## Your instructions
Scan the lines below; pull out those with "field".

## Data rows
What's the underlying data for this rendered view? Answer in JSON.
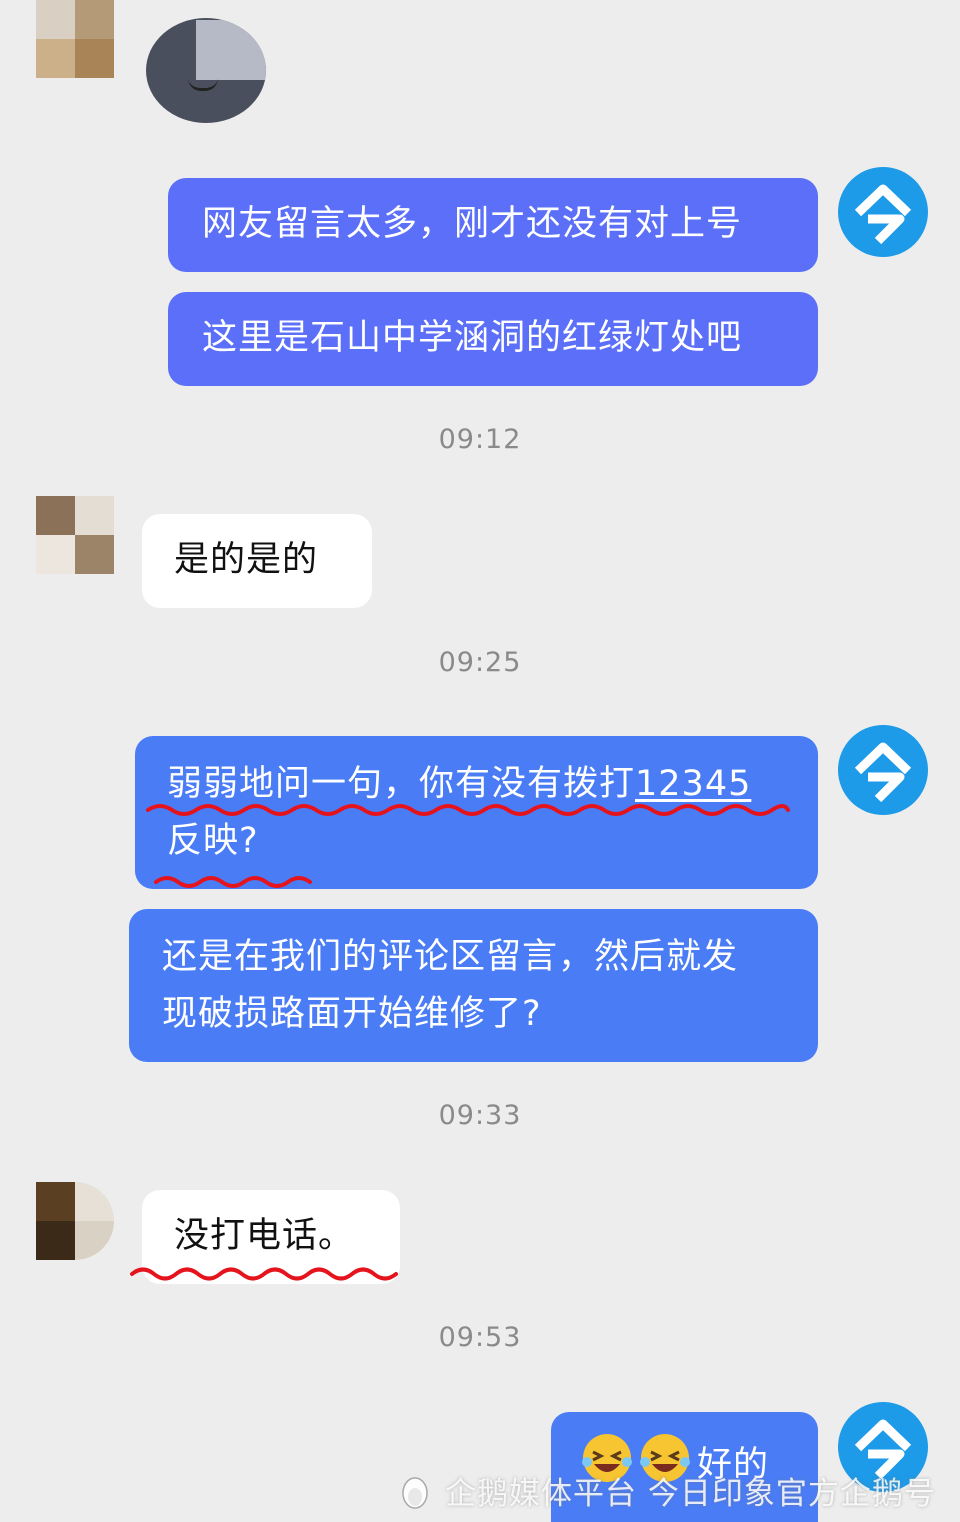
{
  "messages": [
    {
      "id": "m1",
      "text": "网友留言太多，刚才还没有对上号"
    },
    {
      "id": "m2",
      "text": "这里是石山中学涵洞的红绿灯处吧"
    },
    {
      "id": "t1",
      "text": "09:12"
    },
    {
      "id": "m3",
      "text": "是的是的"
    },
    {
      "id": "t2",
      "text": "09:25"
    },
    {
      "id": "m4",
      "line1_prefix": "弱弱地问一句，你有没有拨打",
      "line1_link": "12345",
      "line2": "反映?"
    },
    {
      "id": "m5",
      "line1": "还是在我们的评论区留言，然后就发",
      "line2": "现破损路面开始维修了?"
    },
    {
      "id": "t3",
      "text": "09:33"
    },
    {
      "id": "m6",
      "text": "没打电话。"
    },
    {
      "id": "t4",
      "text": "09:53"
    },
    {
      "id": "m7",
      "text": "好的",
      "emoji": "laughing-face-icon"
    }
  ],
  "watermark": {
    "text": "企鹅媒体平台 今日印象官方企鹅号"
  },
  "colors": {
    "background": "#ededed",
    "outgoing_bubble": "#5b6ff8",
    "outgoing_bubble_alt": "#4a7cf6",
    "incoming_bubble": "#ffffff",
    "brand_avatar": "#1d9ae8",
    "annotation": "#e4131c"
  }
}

==

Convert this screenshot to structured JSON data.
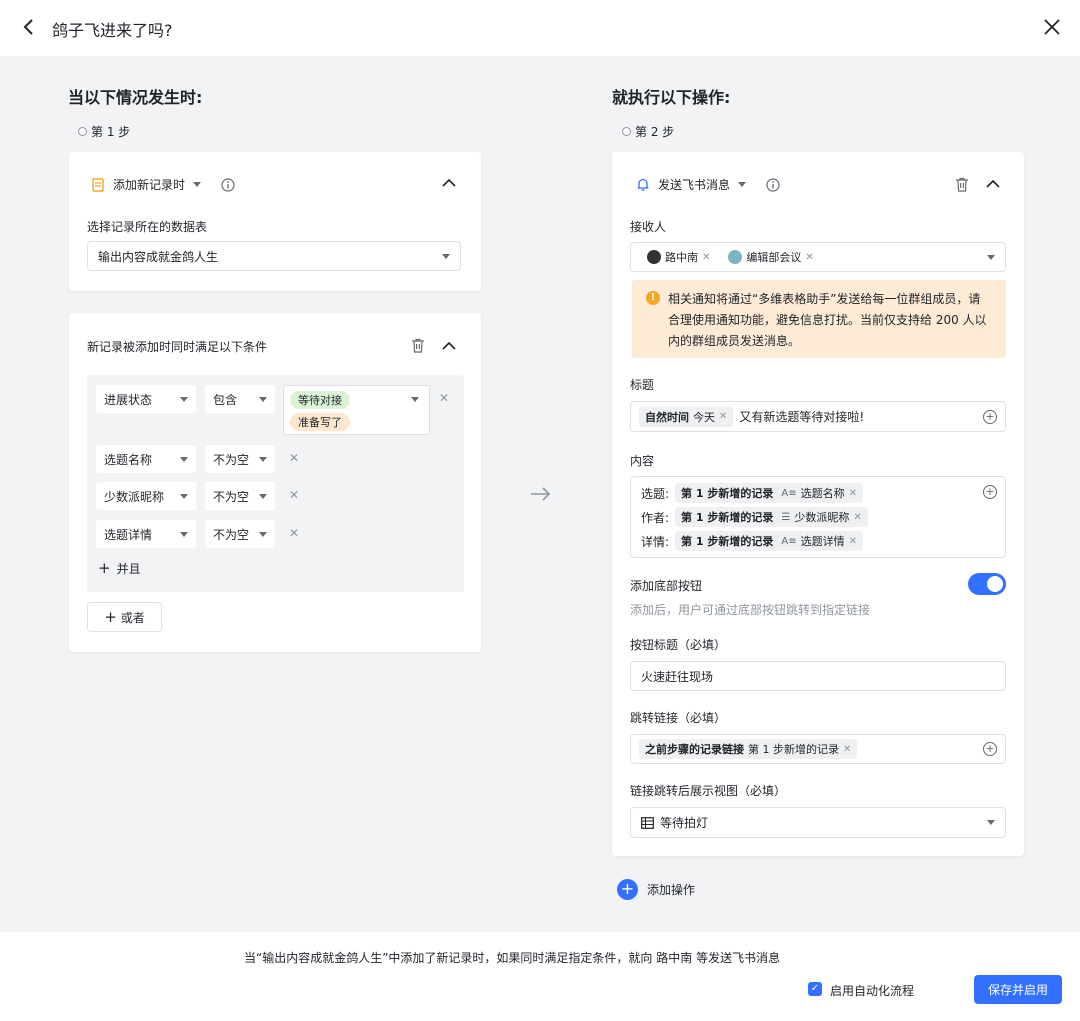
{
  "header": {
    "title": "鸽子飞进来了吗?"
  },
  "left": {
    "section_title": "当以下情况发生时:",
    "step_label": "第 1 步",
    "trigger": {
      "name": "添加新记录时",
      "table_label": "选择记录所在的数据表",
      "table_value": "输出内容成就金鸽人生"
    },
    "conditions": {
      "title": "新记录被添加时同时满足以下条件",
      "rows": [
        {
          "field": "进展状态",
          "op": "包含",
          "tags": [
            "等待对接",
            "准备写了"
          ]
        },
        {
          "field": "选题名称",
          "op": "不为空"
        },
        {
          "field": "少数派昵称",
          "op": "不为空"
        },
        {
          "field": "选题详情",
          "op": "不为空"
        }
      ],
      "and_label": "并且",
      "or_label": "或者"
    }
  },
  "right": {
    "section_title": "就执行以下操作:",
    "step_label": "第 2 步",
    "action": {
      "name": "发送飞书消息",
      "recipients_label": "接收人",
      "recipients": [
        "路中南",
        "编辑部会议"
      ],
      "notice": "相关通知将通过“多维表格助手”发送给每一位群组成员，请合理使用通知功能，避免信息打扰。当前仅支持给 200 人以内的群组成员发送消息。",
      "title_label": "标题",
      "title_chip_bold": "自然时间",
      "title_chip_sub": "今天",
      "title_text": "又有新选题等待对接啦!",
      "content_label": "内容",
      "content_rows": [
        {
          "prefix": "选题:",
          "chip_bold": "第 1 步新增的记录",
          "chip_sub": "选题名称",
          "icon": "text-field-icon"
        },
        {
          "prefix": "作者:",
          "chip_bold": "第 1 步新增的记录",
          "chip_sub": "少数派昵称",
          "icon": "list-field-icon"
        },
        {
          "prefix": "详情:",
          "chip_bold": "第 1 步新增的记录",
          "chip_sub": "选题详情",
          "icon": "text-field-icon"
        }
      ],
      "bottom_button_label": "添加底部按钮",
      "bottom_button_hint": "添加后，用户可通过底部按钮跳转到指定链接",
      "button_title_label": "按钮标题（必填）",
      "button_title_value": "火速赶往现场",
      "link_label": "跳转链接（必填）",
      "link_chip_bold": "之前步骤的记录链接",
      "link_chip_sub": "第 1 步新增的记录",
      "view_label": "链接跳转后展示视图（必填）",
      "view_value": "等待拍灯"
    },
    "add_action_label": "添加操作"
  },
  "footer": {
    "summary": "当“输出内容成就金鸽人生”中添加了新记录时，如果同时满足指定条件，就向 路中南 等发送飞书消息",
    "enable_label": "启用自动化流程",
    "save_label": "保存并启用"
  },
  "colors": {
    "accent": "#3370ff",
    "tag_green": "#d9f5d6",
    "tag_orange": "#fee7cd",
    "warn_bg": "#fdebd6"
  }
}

## Final answer
          "field": "进展状态",
          "field": "选题名称",
          "field": "少数派昵称",
          "field": "选题详情",
          "icon": "text-field-icon"
          "icon": "list-field-icon"
          "icon": "text-field-icon"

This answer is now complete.